= What you will do =
Without the pictures, print each of the records below exactly as it appears.

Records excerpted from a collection
☆ ☆ ☆ ☆
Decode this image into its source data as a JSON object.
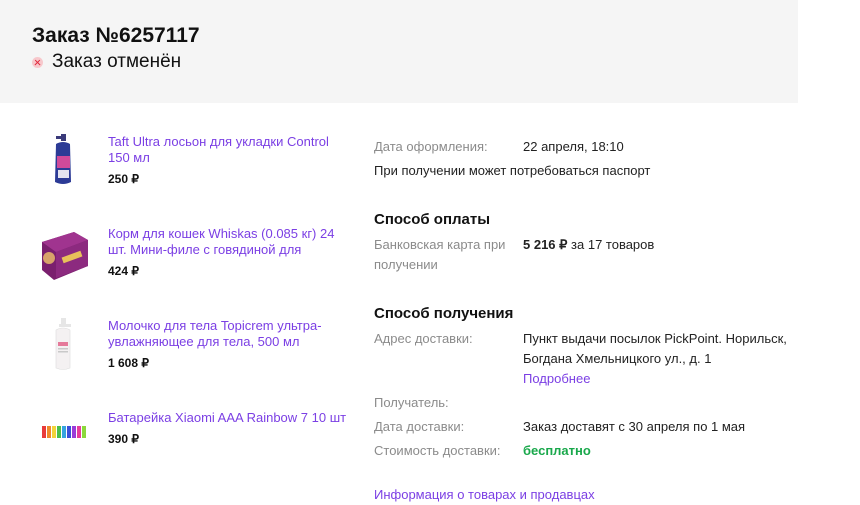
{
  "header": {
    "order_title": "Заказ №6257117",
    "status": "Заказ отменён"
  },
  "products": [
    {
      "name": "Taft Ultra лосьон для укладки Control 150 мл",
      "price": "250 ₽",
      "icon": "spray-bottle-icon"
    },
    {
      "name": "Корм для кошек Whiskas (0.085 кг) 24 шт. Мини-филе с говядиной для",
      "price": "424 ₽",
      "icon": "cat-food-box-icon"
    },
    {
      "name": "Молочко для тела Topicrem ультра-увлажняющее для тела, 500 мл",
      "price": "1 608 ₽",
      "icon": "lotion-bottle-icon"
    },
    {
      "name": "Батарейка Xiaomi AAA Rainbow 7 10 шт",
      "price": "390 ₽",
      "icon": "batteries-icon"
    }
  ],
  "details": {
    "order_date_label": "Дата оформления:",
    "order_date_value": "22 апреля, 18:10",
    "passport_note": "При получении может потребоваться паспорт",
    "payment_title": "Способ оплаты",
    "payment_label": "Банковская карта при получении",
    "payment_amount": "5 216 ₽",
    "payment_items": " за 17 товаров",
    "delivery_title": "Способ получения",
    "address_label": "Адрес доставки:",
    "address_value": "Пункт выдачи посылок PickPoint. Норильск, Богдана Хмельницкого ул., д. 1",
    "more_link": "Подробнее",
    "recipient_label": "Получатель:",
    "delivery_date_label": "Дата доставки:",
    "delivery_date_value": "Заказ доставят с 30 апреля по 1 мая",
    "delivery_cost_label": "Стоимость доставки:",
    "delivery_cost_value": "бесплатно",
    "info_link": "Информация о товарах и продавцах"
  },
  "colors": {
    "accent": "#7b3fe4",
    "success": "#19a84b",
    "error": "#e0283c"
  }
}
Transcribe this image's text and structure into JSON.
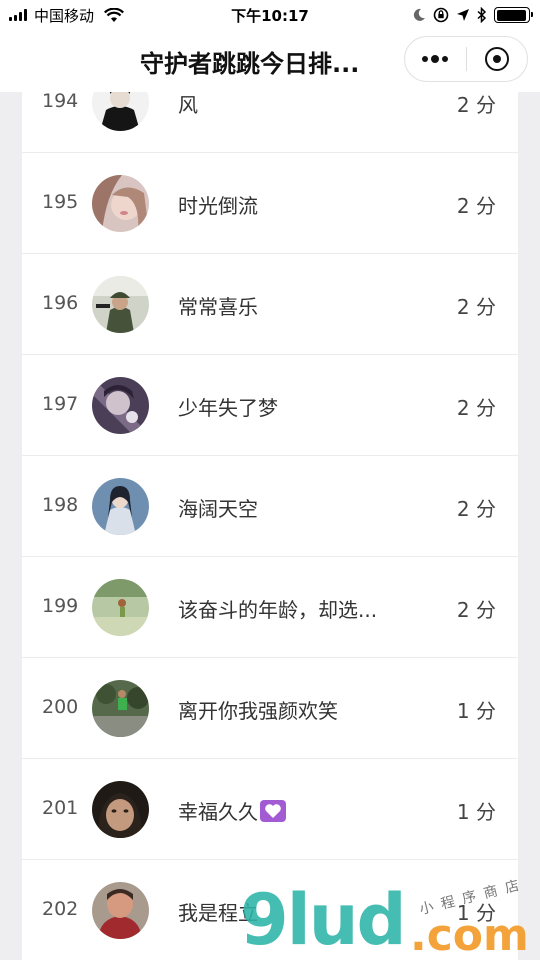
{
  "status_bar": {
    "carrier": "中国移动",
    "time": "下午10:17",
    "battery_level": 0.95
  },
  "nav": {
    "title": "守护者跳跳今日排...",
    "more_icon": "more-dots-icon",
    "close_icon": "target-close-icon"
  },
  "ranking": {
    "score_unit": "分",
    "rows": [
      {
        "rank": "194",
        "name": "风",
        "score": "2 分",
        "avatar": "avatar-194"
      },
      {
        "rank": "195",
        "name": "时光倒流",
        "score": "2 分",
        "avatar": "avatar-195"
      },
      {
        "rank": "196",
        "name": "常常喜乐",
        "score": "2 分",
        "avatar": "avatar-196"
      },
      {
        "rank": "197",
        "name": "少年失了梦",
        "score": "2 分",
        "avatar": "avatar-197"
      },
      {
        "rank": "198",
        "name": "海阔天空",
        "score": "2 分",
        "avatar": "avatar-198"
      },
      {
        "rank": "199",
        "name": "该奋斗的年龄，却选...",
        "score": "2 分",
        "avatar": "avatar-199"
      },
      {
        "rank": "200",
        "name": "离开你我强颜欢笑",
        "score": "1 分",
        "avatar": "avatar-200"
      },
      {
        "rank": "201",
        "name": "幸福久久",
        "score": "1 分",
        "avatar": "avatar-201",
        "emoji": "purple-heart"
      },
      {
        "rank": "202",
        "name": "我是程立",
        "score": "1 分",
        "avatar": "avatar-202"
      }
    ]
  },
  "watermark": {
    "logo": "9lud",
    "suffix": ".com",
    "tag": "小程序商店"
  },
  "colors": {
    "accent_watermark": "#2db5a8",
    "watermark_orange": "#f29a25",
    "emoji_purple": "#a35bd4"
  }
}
☆ ☆ ☆ ☆
= Full output =
Decode this image into its source data as a JSON object.
{
  "header": {
    "order_title": "Заказ №6257117",
    "status": "Заказ отменён"
  },
  "products": [
    {
      "name": "Taft Ultra лосьон для укладки Control 150 мл",
      "price": "250 ₽",
      "icon": "spray-bottle-icon"
    },
    {
      "name": "Корм для кошек Whiskas (0.085 кг) 24 шт. Мини-филе с говядиной для",
      "price": "424 ₽",
      "icon": "cat-food-box-icon"
    },
    {
      "name": "Молочко для тела Topicrem ультра-увлажняющее для тела, 500 мл",
      "price": "1 608 ₽",
      "icon": "lotion-bottle-icon"
    },
    {
      "name": "Батарейка Xiaomi AAA Rainbow 7 10 шт",
      "price": "390 ₽",
      "icon": "batteries-icon"
    }
  ],
  "details": {
    "order_date_label": "Дата оформления:",
    "order_date_value": "22 апреля, 18:10",
    "passport_note": "При получении может потребоваться паспорт",
    "payment_title": "Способ оплаты",
    "payment_label": "Банковская карта при получении",
    "payment_amount": "5 216 ₽",
    "payment_items": " за 17 товаров",
    "delivery_title": "Способ получения",
    "address_label": "Адрес доставки:",
    "address_value": "Пункт выдачи посылок PickPoint. Норильск, Богдана Хмельницкого ул., д. 1",
    "more_link": "Подробнее",
    "recipient_label": "Получатель:",
    "delivery_date_label": "Дата доставки:",
    "delivery_date_value": "Заказ доставят с 30 апреля по 1 мая",
    "delivery_cost_label": "Стоимость доставки:",
    "delivery_cost_value": "бесплатно",
    "info_link": "Информация о товарах и продавцах"
  },
  "colors": {
    "accent": "#7b3fe4",
    "success": "#19a84b",
    "error": "#e0283c"
  }
}
Transcribe this image's text and structure into JSON.
{
  "status_bar": {
    "carrier": "中国移动",
    "time": "下午10:17",
    "battery_level": 0.95
  },
  "nav": {
    "title": "守护者跳跳今日排...",
    "more_icon": "more-dots-icon",
    "close_icon": "target-close-icon"
  },
  "ranking": {
    "score_unit": "分",
    "rows": [
      {
        "rank": "194",
        "name": "风",
        "score": "2 分",
        "avatar": "avatar-194"
      },
      {
        "rank": "195",
        "name": "时光倒流",
        "score": "2 分",
        "avatar": "avatar-195"
      },
      {
        "rank": "196",
        "name": "常常喜乐",
        "score": "2 分",
        "avatar": "avatar-196"
      },
      {
        "rank": "197",
        "name": "少年失了梦",
        "score": "2 分",
        "avatar": "avatar-197"
      },
      {
        "rank": "198",
        "name": "海阔天空",
        "score": "2 分",
        "avatar": "avatar-198"
      },
      {
        "rank": "199",
        "name": "该奋斗的年龄，却选...",
        "score": "2 分",
        "avatar": "avatar-199"
      },
      {
        "rank": "200",
        "name": "离开你我强颜欢笑",
        "score": "1 分",
        "avatar": "avatar-200"
      },
      {
        "rank": "201",
        "name": "幸福久久",
        "score": "1 分",
        "avatar": "avatar-201",
        "emoji": "purple-heart"
      },
      {
        "rank": "202",
        "name": "我是程立",
        "score": "1 分",
        "avatar": "avatar-202"
      }
    ]
  },
  "watermark": {
    "logo": "9lud",
    "suffix": ".com",
    "tag": "小程序商店"
  },
  "colors": {
    "accent_watermark": "#2db5a8",
    "watermark_orange": "#f29a25",
    "emoji_purple": "#a35bd4"
  }
}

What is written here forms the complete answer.